Retype the material in full, keeping every word the same.

(Items listed in a dataset)
+ + + + +
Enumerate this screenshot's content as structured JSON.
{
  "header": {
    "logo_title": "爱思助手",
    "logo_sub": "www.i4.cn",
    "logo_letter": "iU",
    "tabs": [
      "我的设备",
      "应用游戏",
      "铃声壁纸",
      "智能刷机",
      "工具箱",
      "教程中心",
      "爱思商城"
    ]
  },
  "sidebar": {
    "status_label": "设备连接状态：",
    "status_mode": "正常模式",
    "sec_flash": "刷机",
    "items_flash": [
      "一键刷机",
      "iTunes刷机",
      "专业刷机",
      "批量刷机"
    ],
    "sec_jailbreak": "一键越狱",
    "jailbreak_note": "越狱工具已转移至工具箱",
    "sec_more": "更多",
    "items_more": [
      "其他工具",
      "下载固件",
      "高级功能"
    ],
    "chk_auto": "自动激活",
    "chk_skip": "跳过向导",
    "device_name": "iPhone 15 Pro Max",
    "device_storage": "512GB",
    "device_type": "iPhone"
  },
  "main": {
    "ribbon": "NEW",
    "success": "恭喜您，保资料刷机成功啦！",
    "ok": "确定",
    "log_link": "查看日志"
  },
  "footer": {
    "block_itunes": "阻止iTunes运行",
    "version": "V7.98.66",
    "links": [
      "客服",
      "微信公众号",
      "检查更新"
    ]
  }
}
+ + + + +
• Result of the exercise:
Enumerate this screenshot's content as structured JSON.
{
  "header": {
    "logo_title": "爱思助手",
    "logo_sub": "www.i4.cn",
    "logo_letter": "iU",
    "tabs": [
      "我的设备",
      "应用游戏",
      "铃声壁纸",
      "智能刷机",
      "工具箱",
      "教程中心",
      "爱思商城"
    ]
  },
  "sidebar": {
    "status_label": "设备连接状态：",
    "status_mode": "正常模式",
    "sec_flash": "刷机",
    "items_flash": [
      "一键刷机",
      "iTunes刷机",
      "专业刷机",
      "批量刷机"
    ],
    "sec_jailbreak": "一键越狱",
    "jailbreak_note": "越狱工具已转移至工具箱",
    "sec_more": "更多",
    "items_more": [
      "其他工具",
      "下载固件",
      "高级功能"
    ],
    "chk_auto": "自动激活",
    "chk_skip": "跳过向导",
    "device_name": "iPhone 15 Pro Max",
    "device_storage": "512GB",
    "device_type": "iPhone"
  },
  "main": {
    "ribbon": "NEW",
    "success": "恭喜您，保资料刷机成功啦！",
    "ok": "确定",
    "log_link": "查看日志"
  },
  "footer": {
    "block_itunes": "阻止iTunes运行",
    "version": "V7.98.66",
    "links": [
      "客服",
      "微信公众号",
      "检查更新"
    ]
  }
}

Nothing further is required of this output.